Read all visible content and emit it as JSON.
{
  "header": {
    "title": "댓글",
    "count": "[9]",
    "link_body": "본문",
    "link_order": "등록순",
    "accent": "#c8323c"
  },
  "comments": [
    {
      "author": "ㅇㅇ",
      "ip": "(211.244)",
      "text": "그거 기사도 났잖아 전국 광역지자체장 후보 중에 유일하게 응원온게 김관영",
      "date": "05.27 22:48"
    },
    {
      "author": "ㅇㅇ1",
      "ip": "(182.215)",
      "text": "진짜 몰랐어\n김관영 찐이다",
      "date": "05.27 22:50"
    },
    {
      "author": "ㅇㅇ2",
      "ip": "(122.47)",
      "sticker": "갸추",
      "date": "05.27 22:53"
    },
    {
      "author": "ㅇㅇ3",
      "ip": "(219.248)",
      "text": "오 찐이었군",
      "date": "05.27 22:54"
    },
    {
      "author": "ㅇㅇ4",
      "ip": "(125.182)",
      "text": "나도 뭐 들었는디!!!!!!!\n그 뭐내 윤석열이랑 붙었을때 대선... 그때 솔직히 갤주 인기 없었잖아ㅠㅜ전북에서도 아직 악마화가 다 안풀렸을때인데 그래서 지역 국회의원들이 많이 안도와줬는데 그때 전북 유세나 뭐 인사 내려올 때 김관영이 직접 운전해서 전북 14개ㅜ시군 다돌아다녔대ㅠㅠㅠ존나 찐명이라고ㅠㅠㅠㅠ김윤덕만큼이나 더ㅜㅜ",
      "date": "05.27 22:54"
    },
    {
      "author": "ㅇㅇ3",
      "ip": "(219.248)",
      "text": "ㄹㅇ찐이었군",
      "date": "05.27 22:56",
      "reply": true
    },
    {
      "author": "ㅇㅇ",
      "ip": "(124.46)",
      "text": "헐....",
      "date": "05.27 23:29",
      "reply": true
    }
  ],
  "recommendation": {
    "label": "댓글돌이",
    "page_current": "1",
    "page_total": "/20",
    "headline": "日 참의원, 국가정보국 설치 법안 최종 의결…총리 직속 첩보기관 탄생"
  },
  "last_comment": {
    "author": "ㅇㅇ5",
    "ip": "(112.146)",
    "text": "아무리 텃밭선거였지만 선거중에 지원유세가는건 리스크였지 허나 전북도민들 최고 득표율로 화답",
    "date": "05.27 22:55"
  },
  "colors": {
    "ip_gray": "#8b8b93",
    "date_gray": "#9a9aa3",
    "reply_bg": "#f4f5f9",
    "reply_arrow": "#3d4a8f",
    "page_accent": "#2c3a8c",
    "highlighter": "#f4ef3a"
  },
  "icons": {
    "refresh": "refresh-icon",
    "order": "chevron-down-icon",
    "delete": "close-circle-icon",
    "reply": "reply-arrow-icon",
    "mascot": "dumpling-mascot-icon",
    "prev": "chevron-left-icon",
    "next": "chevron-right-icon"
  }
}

————

**Aim:**
Identify all lines where the word "text" shows up. Copy them.

**Full output:**
      "text": "그거 기사도 났잖아 전국 광역지자체장 후보 중에 유일하게 응원온게 김관영",
      "text": "진짜 몰랐어\n김관영 찐이다",
      "text": "오 찐이었군",
      "text": "나도 뭐 들었는디!!!!!!!\n그 뭐내 윤석열이랑 붙었을때 대선... 그때 솔직히 갤주 인기 없었잖아ㅠㅜ전북에서도 아직 악마화가 다 안풀렸을때인데 그래서 지역 국회의원들이 많이 안도와줬는데 그때 전북 유세나 뭐 인사 내려올 때 김관영이 직접 운전해서 전북 14개ㅜ시군 다돌아다녔대ㅠㅠㅠ존나 찐명이라고ㅠㅠㅠㅠ김윤덕만큼이나 더ㅜㅜ",
      "text": "ㄹㅇ찐이었군",
      "text": "헐....",
    "text": "아무리 텃밭선거였지만 선거중에 지원유세가는건 리스크였지 허나 전북도민들 최고 득표율로 화답",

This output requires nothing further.